◆ STATED EXERCISE
Please find all lines in the data that hold the string "Windows" and copy them.

◆ INPUT MATERIAL

※

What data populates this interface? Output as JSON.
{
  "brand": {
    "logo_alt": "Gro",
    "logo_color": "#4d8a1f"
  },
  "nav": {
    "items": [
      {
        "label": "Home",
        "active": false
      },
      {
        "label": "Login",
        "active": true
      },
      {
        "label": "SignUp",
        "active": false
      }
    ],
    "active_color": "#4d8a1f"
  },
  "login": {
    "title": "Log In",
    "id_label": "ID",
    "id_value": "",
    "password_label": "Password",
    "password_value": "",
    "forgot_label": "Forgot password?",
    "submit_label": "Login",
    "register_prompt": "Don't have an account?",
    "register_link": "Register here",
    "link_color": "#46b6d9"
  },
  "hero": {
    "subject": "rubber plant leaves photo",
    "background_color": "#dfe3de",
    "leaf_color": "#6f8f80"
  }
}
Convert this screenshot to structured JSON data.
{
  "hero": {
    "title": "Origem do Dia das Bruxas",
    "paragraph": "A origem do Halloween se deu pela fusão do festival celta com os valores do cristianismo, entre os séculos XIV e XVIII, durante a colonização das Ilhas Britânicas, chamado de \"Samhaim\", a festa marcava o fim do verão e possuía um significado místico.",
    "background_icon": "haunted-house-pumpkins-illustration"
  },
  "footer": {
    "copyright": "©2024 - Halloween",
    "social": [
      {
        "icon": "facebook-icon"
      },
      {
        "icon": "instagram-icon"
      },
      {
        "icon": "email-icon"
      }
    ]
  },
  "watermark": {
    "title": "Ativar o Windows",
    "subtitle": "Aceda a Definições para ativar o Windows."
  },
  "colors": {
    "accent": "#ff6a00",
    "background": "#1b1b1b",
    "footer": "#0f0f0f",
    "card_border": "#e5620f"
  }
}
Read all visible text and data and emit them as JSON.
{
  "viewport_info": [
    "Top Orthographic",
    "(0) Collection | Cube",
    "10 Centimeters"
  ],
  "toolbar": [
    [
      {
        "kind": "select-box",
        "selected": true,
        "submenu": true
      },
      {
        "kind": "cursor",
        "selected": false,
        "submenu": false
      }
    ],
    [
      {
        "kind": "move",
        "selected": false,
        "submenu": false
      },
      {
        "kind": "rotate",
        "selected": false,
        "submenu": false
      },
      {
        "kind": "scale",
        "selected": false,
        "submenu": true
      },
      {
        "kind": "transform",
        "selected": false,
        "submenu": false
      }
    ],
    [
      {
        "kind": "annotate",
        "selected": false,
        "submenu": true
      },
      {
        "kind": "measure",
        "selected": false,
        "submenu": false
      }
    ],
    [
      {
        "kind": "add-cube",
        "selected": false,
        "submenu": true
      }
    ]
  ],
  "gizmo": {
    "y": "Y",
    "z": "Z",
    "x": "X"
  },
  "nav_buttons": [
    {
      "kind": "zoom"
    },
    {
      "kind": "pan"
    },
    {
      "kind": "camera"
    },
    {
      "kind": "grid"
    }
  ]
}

※

◆ REPLY
    "title": "Ativar o Windows",
    "subtitle": "Aceda a Definições para ativar o Windows."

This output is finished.